Those points made it especially helpful when we melted a couple before we decided to gear it down. Our flywheel had a top speed of 10k RPM and they’re rated to 15k RPM, but shaft wobble or something may have heated them up. We were still using an aluminum shaft at the time instead of steel, if I recall correctly.
Fair. Don’t have the specific code available, just have experience getting the required consistency without additional encoders with both NEOs (225) and Falcons (2481)

____

Required tasks –
[A] Set down the part of the flywheel discussion starting at "Those points made" and ending at "I recall correctly.", word for word.
[B] Extend the flywheel discussion onward from its last sentence.

____

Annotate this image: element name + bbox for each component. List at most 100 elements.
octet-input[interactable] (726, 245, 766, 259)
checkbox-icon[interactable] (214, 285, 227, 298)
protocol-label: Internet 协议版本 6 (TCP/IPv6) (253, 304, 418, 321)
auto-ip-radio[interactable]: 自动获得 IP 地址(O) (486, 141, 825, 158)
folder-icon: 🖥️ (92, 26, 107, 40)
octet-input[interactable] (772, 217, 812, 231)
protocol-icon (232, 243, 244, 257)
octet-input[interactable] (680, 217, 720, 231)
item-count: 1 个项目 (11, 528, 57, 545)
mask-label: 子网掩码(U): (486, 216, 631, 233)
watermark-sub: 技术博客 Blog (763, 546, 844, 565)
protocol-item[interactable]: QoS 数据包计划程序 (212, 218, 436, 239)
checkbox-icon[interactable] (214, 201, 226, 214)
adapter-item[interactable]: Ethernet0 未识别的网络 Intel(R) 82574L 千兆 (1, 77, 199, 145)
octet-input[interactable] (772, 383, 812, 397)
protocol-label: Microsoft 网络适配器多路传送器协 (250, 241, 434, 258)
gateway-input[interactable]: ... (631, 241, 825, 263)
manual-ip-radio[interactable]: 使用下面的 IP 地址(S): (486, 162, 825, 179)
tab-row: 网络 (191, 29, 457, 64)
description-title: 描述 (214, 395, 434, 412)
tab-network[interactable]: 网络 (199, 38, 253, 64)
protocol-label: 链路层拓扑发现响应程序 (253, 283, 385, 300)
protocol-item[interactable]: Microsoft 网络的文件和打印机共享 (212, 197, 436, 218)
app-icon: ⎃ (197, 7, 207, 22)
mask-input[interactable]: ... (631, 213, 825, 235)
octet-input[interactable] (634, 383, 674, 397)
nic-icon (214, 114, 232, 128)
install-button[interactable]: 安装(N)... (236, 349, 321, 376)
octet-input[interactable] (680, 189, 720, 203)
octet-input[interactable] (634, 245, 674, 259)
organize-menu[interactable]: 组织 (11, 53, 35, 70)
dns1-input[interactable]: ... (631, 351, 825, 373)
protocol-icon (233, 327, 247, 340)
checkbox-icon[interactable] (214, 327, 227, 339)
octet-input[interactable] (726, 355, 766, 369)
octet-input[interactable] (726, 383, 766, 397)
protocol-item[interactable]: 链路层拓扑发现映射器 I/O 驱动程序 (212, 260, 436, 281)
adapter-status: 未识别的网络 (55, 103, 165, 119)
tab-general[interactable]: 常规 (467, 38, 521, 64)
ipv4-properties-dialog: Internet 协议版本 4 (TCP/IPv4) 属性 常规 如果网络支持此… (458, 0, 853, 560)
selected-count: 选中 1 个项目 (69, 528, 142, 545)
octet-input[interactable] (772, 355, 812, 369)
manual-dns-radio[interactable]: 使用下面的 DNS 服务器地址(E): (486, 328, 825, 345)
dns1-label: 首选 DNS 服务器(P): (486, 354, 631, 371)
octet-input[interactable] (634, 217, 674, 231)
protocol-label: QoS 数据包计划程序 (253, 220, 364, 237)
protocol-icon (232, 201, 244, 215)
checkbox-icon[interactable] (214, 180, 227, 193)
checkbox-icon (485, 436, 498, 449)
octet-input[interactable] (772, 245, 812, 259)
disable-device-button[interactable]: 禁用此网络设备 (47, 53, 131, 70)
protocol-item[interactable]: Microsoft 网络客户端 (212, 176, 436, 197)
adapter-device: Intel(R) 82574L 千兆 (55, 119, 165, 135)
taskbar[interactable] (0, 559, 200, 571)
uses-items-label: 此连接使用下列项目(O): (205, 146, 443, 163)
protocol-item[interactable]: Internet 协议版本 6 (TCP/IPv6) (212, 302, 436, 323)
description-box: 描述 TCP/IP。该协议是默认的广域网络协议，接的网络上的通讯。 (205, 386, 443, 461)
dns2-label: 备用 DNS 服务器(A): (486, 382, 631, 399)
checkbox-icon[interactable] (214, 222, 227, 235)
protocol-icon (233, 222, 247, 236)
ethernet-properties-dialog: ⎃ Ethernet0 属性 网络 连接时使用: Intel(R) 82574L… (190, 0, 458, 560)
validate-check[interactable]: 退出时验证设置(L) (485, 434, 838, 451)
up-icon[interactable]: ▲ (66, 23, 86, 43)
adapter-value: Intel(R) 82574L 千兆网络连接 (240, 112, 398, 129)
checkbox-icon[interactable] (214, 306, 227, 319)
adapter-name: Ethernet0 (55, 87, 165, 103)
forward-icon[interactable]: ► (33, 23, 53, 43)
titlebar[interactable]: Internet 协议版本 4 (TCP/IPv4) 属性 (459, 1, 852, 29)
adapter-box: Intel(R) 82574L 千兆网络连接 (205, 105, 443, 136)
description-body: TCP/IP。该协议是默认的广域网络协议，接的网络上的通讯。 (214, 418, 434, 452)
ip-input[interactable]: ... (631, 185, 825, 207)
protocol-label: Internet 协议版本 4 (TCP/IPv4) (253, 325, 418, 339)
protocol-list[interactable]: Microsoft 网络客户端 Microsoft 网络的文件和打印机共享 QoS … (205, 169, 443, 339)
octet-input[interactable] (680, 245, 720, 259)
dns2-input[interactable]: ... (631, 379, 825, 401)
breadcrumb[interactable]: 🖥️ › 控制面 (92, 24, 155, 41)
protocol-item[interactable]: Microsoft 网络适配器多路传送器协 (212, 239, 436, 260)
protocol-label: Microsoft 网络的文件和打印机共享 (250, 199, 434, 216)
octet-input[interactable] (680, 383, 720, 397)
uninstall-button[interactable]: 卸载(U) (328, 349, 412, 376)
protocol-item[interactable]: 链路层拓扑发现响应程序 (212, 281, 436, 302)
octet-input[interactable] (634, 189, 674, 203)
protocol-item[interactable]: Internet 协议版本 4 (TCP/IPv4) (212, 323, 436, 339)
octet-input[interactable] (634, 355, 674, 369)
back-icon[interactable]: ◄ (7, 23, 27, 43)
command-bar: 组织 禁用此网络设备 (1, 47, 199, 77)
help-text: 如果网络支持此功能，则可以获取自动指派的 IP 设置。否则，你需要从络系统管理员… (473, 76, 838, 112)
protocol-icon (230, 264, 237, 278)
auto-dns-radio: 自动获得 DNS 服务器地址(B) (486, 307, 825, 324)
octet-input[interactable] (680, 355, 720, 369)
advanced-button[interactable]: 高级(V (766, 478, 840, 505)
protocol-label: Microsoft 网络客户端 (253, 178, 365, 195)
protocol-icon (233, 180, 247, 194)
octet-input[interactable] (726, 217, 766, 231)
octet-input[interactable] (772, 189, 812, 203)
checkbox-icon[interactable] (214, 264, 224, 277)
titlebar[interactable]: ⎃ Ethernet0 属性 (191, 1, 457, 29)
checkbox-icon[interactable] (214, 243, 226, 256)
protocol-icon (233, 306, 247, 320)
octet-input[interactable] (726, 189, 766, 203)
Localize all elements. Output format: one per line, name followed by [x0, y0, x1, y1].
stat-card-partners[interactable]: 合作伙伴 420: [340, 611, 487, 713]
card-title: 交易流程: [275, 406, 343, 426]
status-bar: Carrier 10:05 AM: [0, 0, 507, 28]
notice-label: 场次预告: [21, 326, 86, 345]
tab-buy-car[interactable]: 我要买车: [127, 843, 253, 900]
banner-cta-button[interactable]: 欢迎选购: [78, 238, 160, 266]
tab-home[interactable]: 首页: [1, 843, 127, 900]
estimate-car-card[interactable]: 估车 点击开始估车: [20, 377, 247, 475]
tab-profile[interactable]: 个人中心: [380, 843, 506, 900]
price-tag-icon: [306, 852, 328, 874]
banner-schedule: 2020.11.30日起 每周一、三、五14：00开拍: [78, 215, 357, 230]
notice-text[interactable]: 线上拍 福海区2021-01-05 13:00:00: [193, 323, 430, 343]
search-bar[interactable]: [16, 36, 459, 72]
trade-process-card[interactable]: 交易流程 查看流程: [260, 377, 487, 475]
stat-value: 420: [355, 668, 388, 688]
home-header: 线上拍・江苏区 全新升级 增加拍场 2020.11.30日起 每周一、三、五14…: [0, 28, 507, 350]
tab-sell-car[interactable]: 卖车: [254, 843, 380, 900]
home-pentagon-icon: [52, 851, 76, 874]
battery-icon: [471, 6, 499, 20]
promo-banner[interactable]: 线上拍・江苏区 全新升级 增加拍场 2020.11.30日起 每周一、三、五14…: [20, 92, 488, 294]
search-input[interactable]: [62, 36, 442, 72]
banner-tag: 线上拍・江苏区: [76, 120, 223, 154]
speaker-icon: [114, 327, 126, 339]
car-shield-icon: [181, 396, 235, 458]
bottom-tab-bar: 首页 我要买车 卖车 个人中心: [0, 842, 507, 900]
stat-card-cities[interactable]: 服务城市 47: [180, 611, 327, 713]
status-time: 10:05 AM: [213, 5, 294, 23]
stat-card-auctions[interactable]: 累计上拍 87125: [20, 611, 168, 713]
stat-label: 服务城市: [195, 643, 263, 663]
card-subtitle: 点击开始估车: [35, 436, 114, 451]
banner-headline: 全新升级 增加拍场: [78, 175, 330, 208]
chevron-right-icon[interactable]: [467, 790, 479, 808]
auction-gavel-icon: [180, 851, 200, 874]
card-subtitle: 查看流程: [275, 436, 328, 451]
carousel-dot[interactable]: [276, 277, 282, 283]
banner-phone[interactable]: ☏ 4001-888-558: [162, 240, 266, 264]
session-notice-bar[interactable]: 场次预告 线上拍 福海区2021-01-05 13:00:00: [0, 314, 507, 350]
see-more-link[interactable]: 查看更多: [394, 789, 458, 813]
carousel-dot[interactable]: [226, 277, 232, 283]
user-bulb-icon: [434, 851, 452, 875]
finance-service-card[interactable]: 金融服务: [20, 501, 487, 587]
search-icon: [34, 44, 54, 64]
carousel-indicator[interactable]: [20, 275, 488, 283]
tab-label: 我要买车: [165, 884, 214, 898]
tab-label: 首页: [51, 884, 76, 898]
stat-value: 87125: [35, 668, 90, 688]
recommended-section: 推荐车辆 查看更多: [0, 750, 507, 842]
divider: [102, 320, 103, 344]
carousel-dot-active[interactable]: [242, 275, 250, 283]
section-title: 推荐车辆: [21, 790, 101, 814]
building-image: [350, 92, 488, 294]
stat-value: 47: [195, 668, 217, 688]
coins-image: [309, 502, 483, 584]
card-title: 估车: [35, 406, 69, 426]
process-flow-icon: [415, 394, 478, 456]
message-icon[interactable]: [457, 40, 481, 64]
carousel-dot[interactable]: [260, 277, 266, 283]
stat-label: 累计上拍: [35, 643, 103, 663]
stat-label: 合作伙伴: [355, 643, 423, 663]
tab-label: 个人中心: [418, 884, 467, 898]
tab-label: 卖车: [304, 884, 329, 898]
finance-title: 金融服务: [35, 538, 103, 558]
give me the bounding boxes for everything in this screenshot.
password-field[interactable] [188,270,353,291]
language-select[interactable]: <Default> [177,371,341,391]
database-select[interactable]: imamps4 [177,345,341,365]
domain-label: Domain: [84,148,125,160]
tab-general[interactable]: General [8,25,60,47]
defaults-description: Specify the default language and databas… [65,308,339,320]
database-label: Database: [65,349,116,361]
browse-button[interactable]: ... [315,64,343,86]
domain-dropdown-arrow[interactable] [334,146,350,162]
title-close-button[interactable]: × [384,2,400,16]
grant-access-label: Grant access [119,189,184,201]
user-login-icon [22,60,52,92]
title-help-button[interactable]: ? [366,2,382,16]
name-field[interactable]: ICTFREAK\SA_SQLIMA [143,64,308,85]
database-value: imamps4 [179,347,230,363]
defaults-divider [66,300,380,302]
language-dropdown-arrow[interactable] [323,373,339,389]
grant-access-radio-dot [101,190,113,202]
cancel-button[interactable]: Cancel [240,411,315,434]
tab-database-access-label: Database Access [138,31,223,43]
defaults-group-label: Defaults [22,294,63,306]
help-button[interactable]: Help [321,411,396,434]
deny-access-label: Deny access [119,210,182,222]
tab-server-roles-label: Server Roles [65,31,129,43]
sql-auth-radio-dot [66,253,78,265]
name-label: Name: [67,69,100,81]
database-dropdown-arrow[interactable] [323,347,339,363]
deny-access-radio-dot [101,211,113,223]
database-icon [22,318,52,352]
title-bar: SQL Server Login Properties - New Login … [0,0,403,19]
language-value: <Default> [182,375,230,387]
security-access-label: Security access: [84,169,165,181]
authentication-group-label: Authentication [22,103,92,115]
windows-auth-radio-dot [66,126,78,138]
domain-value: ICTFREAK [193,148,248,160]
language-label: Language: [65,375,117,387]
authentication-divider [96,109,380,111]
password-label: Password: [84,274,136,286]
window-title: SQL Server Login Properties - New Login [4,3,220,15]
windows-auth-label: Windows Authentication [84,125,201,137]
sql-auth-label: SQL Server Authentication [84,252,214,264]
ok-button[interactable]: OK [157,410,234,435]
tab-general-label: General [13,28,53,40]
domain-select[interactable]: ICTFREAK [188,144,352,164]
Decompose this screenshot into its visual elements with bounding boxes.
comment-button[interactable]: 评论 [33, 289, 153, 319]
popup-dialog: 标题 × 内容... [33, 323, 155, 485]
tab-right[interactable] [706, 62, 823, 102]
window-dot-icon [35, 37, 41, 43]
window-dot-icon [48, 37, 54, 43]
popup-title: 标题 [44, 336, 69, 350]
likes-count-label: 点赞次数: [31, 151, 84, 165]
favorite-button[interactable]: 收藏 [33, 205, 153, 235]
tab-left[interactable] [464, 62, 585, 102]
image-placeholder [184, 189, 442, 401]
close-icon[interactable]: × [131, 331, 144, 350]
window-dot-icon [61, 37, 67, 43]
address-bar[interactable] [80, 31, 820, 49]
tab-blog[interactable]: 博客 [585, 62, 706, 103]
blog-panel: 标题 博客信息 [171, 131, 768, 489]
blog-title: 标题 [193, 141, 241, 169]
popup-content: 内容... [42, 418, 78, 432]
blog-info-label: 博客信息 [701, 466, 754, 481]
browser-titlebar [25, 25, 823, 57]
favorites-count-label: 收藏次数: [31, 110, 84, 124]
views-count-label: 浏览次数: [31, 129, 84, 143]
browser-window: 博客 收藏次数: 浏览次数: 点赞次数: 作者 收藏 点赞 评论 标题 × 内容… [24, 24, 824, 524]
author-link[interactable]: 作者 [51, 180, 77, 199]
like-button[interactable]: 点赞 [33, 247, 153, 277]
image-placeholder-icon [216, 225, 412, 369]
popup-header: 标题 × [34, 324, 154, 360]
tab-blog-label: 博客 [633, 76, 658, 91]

____

Results –
[A]
Those points made it especially helpful when we melted a couple before we decided to gear it down. Our flywheel had a top speed of 10k RPM and they’re rated to 15k RPM, but shaft wobble or something may have heated them up. We were still using an aluminum shaft at the time instead of steel, if I recall correctly.

[B]
The flywheel mass plays a huge part. For high-inertia mechanisms like drivetrains or flywheels with higher moments of inertia and less torquey motor configurations, the measurement delay doesn’t affect the overall response as much.
If 3512 were to make another flywheel, they should definitely focus on giving it more moment of inertia to make the controls problem easier.